== Records shown
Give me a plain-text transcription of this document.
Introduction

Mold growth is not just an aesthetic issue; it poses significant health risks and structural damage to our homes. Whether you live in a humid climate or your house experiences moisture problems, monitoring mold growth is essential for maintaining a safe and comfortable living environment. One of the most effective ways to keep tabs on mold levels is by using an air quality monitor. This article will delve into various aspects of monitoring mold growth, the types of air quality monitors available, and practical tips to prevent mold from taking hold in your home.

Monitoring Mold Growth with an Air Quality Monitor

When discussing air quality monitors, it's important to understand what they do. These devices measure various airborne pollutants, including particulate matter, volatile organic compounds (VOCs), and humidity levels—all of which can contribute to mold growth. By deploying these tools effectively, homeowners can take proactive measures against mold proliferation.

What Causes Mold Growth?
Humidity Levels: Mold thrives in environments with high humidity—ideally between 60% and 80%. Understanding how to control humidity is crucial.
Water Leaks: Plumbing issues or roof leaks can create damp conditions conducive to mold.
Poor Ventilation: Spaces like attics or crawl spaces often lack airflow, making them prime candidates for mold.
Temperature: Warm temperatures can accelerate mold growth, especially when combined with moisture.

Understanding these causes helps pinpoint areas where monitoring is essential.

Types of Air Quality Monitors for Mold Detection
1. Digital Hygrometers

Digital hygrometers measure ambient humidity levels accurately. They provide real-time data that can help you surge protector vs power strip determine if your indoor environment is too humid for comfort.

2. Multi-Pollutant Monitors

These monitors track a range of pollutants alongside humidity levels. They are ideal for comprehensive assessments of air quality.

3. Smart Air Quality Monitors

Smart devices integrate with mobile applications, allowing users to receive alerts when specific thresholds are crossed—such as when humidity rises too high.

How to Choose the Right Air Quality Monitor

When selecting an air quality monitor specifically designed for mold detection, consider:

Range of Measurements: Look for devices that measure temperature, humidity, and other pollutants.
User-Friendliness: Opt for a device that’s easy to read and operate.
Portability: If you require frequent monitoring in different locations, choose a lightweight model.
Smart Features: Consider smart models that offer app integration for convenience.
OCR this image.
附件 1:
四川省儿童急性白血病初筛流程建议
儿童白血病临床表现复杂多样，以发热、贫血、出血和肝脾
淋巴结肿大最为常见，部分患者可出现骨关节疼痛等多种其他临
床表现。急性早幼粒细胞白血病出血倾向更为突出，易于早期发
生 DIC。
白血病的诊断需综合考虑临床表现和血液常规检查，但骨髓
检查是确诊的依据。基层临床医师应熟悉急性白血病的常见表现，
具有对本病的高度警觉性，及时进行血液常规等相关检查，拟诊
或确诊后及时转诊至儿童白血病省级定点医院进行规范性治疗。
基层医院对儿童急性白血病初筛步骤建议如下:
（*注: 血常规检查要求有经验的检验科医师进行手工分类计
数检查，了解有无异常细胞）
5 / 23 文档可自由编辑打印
====
• [Requirements]: Your task is to retype all the records above with nothing left out.

• [Task result]:
Give me a plain-text transcription of this document.
Introduction

Mold growth is not just an aesthetic issue; it poses significant health risks and structural damage to our homes. Whether you live in a humid climate or your house experiences moisture problems, monitoring mold growth is essential for maintaining a safe and comfortable living environment. One of the most effective ways to keep tabs on mold levels is by using an air quality monitor. This article will delve into various aspects of monitoring mold growth, the types of air quality monitors available, and practical tips to prevent mold from taking hold in your home.

Monitoring Mold Growth with an Air Quality Monitor

When discussing air quality monitors, it's important to understand what they do. These devices measure various airborne pollutants, including particulate matter, volatile organic compounds (VOCs), and humidity levels—all of which can contribute to mold growth. By deploying these tools effectively, homeowners can take proactive measures against mold proliferation.

What Causes Mold Growth?
Humidity Levels: Mold thrives in environments with high humidity—ideally between 60% and 80%. Understanding how to control humidity is crucial.
Water Leaks: Plumbing issues or roof leaks can create damp conditions conducive to mold.
Poor Ventilation: Spaces like attics or crawl spaces often lack airflow, making them prime candidates for mold.
Temperature: Warm temperatures can accelerate mold growth, especially when combined with moisture.

Understanding these causes helps pinpoint areas where monitoring is essential.

Types of Air Quality Monitors for Mold Detection
1. Digital Hygrometers

Digital hygrometers measure ambient humidity levels accurately. They provide real-time data that can help you surge protector vs power strip determine if your indoor environment is too humid for comfort.

2. Multi-Pollutant Monitors

These monitors track a range of pollutants alongside humidity levels. They are ideal for comprehensive assessments of air quality.

3. Smart Air Quality Monitors

Smart devices integrate with mobile applications, allowing users to receive alerts when specific thresholds are crossed—such as when humidity rises too high.

How to Choose the Right Air Quality Monitor

When selecting an air quality monitor specifically designed for mold detection, consider:

Range of Measurements: Look for devices that measure temperature, humidity, and other pollutants.
User-Friendliness: Opt for a device that’s easy to read and operate.
Portability: If you require frequent monitoring in different locations, choose a lightweight model.
Smart Features: Consider smart models that offer app integration for convenience.
OCR this image.
附件 1:
四川省儿童急性白血病初筛流程建议
儿童白血病临床表现复杂多样，以发热、贫血、出血和肝脾
淋巴结肿大最为常见，部分患者可出现骨关节疼痛等多种其他临
床表现。急性早幼粒细胞白血病出血倾向更为突出，易于早期发
生 DIC。
白血病的诊断需综合考虑临床表现和血液常规检查，但骨髓
检查是确诊的依据。基层临床医师应熟悉急性白血病的常见表现，
具有对本病的高度警觉性，及时进行血液常规等相关检查，拟诊
或确诊后及时转诊至儿童白血病省级定点医院进行规范性治疗。
基层医院对儿童急性白血病初筛步骤建议如下:
（*注: 血常规检查要求有经验的检验科医师进行手工分类计
数检查，了解有无异常细胞）
5 / 23 文档可自由编辑打印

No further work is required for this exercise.